» **WRITTEN PROBLEM**: Please copy out, word for word, the rows below from the first one through the line containing "y-tick-label: 0.0 xyxy=(256,153,271,165)", including both ends.

Element location listings:
-.-.-
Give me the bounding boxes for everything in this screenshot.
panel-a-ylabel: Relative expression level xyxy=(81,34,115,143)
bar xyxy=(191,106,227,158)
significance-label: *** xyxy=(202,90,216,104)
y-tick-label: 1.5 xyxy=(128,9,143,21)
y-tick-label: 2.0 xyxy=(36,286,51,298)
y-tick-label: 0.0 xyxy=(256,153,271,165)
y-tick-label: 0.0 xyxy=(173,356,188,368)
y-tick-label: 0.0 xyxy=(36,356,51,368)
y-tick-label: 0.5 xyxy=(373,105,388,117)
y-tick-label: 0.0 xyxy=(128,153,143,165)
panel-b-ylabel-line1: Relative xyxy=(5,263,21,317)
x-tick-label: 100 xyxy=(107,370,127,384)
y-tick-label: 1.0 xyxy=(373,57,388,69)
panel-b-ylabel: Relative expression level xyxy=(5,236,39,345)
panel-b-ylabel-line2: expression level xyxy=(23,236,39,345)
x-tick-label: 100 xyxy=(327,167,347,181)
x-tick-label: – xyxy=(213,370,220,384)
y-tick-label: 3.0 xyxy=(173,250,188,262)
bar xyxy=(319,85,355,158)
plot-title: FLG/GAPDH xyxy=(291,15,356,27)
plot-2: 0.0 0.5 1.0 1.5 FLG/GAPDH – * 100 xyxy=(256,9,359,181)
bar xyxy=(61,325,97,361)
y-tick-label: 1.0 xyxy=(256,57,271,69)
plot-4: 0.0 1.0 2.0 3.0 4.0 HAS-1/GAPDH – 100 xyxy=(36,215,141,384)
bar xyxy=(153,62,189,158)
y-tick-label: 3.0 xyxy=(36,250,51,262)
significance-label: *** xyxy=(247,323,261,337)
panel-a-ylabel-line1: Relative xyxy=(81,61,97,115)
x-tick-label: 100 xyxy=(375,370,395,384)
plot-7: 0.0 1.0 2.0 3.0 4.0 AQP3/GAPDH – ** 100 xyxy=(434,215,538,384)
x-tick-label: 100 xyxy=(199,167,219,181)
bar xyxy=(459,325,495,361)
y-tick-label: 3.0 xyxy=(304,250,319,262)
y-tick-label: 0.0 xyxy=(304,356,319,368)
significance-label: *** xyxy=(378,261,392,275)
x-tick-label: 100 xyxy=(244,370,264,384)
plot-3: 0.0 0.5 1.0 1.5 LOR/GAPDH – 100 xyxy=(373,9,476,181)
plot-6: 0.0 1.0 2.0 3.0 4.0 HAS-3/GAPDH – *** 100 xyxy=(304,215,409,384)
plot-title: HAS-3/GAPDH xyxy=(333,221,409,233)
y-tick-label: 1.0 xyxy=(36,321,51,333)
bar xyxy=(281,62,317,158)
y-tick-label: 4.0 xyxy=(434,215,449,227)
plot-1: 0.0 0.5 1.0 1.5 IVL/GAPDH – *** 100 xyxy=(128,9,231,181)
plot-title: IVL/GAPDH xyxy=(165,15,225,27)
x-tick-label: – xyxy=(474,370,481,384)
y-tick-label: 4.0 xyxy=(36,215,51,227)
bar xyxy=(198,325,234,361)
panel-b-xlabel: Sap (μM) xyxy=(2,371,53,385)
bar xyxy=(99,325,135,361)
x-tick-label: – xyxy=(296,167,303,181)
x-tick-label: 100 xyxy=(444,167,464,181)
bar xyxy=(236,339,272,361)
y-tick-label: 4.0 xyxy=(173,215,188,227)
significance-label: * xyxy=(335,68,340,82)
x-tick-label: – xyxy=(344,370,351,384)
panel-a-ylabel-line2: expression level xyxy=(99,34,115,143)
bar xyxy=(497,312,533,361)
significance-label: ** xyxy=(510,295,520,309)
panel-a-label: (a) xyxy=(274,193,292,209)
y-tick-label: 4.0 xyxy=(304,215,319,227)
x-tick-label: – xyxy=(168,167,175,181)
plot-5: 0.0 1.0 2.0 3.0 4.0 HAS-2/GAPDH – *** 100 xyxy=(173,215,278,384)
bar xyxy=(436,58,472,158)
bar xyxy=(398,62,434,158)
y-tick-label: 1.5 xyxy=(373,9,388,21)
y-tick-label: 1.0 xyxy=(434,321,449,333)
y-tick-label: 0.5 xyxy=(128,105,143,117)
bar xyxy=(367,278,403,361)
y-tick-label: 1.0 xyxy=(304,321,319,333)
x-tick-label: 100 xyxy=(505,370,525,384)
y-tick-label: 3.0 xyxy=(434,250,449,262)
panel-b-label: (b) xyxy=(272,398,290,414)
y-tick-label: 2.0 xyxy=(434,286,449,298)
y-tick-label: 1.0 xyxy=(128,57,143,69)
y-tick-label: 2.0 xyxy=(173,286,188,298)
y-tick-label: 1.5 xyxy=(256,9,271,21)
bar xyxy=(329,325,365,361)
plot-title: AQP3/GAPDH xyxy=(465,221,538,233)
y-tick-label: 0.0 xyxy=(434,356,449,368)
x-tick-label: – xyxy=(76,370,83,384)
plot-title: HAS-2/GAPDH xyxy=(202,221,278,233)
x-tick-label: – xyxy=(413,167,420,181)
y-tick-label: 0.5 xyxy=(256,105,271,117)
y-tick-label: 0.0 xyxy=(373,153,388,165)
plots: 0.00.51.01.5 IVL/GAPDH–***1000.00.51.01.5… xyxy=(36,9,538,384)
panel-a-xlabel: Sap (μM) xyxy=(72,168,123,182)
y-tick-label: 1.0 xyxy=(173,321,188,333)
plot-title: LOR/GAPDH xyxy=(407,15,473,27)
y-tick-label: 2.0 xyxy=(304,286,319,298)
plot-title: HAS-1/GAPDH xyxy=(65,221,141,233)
-.-.-
» **SOLUTION FOR THIS TASK**:
Give me the bounding boxes for everything in this screenshot.
panel-a-ylabel: Relative expression level xyxy=(81,34,115,143)
bar xyxy=(191,106,227,158)
significance-label: *** xyxy=(202,90,216,104)
y-tick-label: 1.5 xyxy=(128,9,143,21)
y-tick-label: 2.0 xyxy=(36,286,51,298)
y-tick-label: 0.0 xyxy=(256,153,271,165)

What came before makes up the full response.